### GOAL:
Exactly reproduce the lines that follow.

(A block of data)
▼

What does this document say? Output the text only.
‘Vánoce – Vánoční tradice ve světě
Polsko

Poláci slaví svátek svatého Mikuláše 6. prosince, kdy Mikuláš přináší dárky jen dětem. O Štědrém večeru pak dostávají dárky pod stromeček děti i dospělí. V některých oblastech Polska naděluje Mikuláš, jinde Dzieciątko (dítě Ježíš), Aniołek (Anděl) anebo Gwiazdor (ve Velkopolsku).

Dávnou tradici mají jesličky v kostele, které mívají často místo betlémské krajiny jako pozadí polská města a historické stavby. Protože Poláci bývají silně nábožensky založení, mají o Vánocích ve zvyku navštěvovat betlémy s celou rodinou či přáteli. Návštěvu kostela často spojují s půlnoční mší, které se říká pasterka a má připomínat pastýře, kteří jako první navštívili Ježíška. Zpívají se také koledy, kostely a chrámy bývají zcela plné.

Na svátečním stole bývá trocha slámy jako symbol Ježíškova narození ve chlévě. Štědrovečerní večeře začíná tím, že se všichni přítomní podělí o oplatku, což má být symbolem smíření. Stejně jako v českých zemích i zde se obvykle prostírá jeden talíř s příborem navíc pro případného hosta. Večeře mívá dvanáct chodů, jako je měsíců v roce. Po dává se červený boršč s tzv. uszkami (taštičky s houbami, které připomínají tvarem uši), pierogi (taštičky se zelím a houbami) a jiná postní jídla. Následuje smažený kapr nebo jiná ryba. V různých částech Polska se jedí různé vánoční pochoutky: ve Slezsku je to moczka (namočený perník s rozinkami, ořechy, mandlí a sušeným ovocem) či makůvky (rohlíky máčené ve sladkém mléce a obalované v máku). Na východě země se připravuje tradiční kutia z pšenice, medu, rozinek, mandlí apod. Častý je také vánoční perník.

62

▲

### COMPLETED TASK:
What does this document say? Output the text only.
‘Vánoce – Vánoční tradice ve světě
Polsko

Poláci slaví svátek svatého Mikuláše 6. prosince, kdy Mikuláš přináší dárky jen dětem. O Štědrém večeru pak dostávají dárky pod stromeček děti i dospělí. V některých oblastech Polska naděluje Mikuláš, jinde Dzieciątko (dítě Ježíš), Aniołek (Anděl) anebo Gwiazdor (ve Velkopolsku).

Dávnou tradici mají jesličky v kostele, které mívají často místo betlémské krajiny jako pozadí polská města a historické stavby. Protože Poláci bývají silně nábožensky založení, mají o Vánocích ve zvyku navštěvovat betlémy s celou rodinou či přáteli. Návštěvu kostela často spojují s půlnoční mší, které se říká pasterka a má připomínat pastýře, kteří jako první navštívili Ježíška. Zpívají se také koledy, kostely a chrámy bývají zcela plné.

Na svátečním stole bývá trocha slámy jako symbol Ježíškova narození ve chlévě. Štědrovečerní večeře začíná tím, že se všichni přítomní podělí o oplatku, což má být symbolem smíření. Stejně jako v českých zemích i zde se obvykle prostírá jeden talíř s příborem navíc pro případného hosta. Večeře mívá dvanáct chodů, jako je měsíců v roce. Po dává se červený boršč s tzv. uszkami (taštičky s houbami, které připomínají tvarem uši), pierogi (taštičky se zelím a houbami) a jiná postní jídla. Následuje smažený kapr nebo jiná ryba. V různých částech Polska se jedí různé vánoční pochoutky: ve Slezsku je to moczka (namočený perník s rozinkami, ořechy, mandlí a sušeným ovocem) či makůvky (rohlíky máčené ve sladkém mléce a obalované v máku). Na východě země se připravuje tradiční kutia z pšenice, medu, rozinek, mandlí apod. Častý je také vánoční perník.

62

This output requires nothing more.